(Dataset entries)
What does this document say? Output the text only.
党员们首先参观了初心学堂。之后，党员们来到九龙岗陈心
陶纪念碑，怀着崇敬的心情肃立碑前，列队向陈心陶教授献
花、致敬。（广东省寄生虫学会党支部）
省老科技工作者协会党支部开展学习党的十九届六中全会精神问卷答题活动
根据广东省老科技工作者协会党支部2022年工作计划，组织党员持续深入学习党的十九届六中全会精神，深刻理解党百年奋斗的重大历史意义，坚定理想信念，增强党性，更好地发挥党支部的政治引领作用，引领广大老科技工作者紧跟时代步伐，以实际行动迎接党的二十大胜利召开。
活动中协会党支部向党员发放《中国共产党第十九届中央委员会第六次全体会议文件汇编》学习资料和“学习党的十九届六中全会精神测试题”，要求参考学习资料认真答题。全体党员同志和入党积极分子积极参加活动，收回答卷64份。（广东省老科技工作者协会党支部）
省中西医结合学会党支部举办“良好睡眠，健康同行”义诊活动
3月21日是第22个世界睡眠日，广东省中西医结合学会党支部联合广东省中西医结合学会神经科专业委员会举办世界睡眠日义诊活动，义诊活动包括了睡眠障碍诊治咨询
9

### GIVEN PROBLEM
Print out every record again, exactly and in full.

### EXERCISE RESPONSE
What does this document say? Output the text only.
党员们首先参观了初心学堂。之后，党员们来到九龙岗陈心
陶纪念碑，怀着崇敬的心情肃立碑前，列队向陈心陶教授献
花、致敬。（广东省寄生虫学会党支部）
省老科技工作者协会党支部开展学习党的十九届六中全会精神问卷答题活动
根据广东省老科技工作者协会党支部2022年工作计划，组织党员持续深入学习党的十九届六中全会精神，深刻理解党百年奋斗的重大历史意义，坚定理想信念，增强党性，更好地发挥党支部的政治引领作用，引领广大老科技工作者紧跟时代步伐，以实际行动迎接党的二十大胜利召开。
活动中协会党支部向党员发放《中国共产党第十九届中央委员会第六次全体会议文件汇编》学习资料和“学习党的十九届六中全会精神测试题”，要求参考学习资料认真答题。全体党员同志和入党积极分子积极参加活动，收回答卷64份。（广东省老科技工作者协会党支部）
省中西医结合学会党支部举办“良好睡眠，健康同行”义诊活动
3月21日是第22个世界睡眠日，广东省中西医结合学会党支部联合广东省中西医结合学会神经科专业委员会举办世界睡眠日义诊活动，义诊活动包括了睡眠障碍诊治咨询
9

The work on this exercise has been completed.